### What is asked
Select the lines of the records containing the word "Stainless" and list them.

### Entries with figure data
□ □ □ □

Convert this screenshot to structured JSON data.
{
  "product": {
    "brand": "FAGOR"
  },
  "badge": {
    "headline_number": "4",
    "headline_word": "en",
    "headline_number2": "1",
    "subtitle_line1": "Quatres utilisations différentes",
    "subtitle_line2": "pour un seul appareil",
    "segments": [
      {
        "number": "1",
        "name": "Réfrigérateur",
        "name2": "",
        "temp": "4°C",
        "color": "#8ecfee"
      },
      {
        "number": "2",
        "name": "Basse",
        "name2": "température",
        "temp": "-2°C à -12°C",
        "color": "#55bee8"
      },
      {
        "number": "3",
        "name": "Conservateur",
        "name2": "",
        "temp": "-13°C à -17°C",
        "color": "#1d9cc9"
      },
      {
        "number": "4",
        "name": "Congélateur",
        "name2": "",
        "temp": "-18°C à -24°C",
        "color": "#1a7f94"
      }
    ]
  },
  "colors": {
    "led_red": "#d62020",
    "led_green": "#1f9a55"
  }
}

□ □ □ □

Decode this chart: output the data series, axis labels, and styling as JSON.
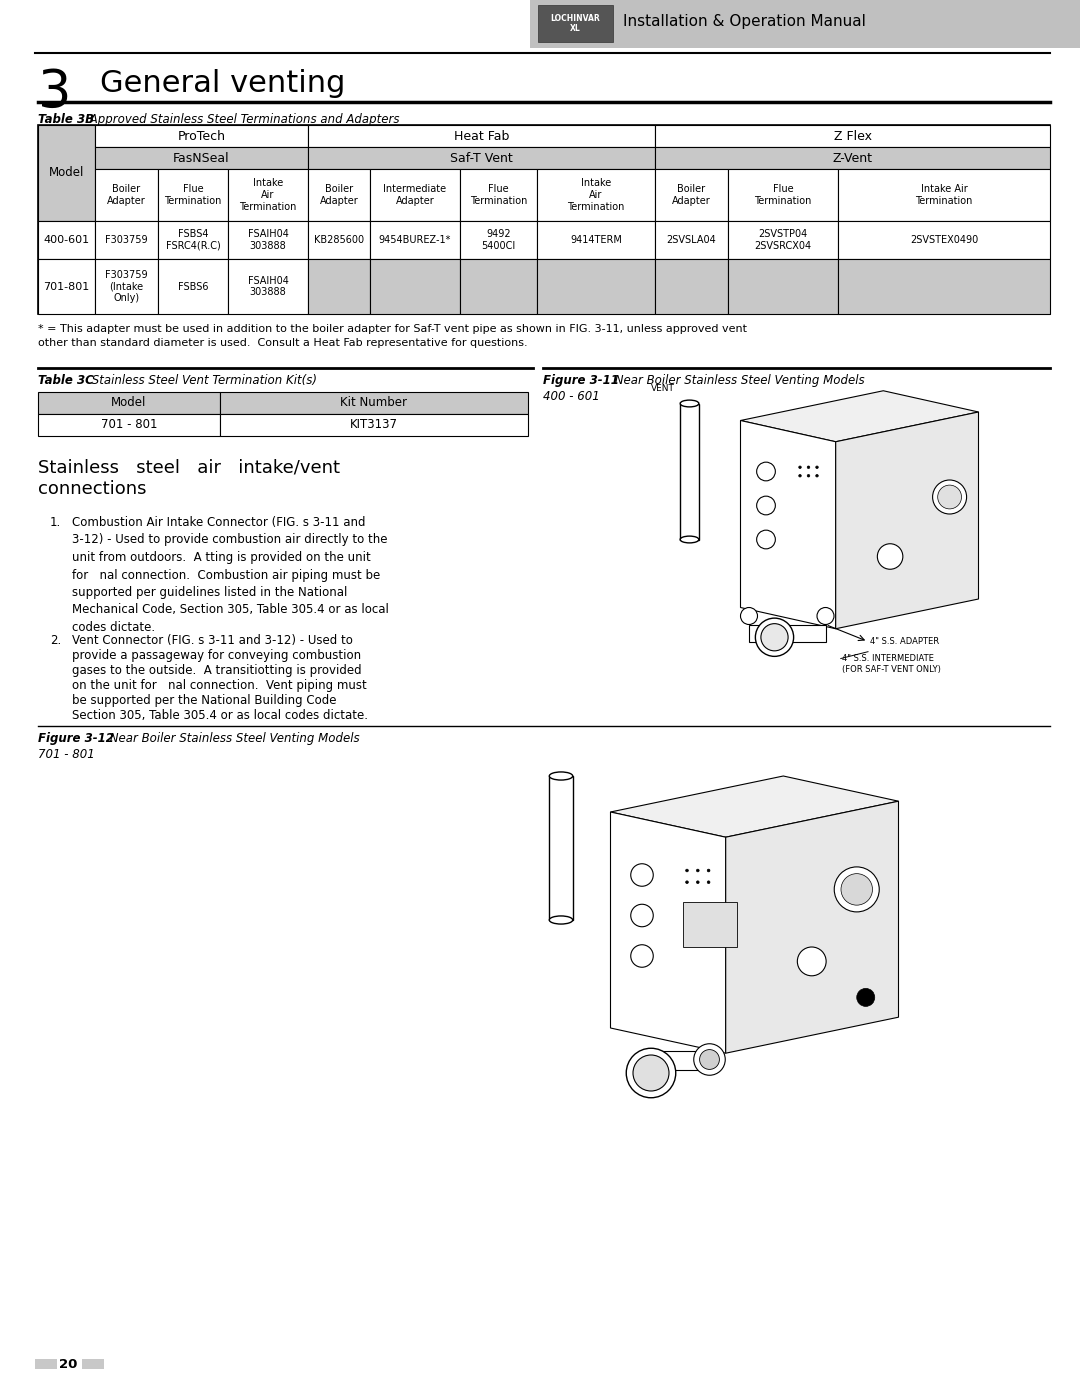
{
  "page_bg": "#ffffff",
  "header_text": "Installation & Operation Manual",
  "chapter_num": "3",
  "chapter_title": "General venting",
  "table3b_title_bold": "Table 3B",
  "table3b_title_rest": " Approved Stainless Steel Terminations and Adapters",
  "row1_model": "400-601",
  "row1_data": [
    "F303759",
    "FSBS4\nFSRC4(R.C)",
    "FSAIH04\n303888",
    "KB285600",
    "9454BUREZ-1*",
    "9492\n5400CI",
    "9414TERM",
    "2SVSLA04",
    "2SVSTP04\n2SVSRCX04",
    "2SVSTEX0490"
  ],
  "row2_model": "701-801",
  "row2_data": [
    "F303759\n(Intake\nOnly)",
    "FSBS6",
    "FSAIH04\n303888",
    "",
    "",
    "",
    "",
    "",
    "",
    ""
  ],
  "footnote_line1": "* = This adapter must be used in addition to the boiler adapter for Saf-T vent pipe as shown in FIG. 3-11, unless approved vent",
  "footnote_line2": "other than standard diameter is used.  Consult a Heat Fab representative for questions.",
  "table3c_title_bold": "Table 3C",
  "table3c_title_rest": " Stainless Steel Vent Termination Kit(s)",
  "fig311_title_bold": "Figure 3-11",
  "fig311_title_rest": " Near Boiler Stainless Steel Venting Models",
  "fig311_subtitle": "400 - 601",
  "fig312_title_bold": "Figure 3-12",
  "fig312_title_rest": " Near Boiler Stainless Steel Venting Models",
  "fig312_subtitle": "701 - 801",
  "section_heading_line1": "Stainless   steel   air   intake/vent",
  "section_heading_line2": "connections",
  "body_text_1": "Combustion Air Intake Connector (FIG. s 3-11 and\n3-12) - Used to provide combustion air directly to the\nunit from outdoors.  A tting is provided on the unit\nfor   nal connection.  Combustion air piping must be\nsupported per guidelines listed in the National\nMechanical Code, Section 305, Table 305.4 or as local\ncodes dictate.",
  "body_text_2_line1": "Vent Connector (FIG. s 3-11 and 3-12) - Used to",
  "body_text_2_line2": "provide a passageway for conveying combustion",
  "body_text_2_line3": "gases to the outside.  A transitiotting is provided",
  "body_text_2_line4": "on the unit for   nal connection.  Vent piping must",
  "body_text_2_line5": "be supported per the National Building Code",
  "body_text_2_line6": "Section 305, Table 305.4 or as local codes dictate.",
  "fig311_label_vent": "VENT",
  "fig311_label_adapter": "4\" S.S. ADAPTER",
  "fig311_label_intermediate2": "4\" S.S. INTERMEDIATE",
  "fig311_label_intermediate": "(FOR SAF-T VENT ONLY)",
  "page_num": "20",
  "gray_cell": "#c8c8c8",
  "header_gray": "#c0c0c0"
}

□ □ □ □

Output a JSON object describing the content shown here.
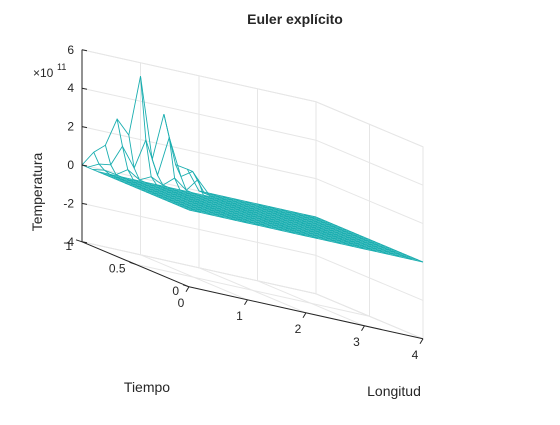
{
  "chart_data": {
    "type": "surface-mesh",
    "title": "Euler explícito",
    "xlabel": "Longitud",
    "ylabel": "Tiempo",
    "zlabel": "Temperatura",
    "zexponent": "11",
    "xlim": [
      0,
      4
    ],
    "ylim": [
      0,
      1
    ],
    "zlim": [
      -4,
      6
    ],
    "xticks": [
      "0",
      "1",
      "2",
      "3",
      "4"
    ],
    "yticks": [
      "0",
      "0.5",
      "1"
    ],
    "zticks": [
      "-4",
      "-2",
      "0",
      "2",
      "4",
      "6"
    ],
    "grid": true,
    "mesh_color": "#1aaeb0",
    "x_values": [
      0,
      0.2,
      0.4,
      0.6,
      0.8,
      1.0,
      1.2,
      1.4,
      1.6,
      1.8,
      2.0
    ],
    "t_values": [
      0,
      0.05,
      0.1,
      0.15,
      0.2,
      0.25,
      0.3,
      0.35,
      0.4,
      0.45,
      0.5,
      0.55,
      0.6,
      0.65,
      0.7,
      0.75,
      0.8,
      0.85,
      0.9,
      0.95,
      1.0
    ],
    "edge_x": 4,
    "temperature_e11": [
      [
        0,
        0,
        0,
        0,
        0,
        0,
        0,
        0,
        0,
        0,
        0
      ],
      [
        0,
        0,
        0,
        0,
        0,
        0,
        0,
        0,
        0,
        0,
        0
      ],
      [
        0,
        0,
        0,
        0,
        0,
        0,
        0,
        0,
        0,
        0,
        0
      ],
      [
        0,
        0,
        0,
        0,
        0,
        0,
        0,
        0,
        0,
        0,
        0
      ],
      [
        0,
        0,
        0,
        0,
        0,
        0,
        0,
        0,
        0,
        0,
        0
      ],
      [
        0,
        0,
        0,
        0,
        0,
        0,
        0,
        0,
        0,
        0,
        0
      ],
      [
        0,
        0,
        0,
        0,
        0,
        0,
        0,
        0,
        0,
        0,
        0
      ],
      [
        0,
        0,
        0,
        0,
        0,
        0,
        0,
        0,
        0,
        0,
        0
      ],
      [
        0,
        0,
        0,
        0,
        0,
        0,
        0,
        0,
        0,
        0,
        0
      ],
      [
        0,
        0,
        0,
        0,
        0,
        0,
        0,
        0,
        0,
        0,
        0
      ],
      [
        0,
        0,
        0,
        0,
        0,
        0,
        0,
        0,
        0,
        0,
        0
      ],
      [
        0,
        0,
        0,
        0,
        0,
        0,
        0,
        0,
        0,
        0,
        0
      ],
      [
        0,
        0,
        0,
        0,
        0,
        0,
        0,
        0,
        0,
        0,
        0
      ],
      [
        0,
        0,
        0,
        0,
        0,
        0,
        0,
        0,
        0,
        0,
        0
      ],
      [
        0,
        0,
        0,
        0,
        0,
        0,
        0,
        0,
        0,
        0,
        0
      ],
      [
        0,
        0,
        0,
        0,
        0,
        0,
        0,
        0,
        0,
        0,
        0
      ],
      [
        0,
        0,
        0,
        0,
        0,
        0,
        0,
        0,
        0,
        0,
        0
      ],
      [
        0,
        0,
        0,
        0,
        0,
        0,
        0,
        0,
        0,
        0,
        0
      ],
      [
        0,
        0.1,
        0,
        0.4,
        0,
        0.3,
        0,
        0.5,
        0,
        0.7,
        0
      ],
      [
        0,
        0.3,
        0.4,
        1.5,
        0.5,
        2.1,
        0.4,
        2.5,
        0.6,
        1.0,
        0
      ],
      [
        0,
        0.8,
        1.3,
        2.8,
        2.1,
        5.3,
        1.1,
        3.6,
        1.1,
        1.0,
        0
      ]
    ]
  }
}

□ □ □ □

### Task response
  "table3b_title_rest": " Approved Stainless Steel Terminations and Adapters",
  "table3c_title_rest": " Stainless Steel Vent Termination Kit(s)",
  "fig311_title_rest": " Near Boiler Stainless Steel Venting Models",
  "fig312_title_rest": " Near Boiler Stainless Steel Venting Models",
  "section_heading_line1": "Stainless   steel   air   intake/vent",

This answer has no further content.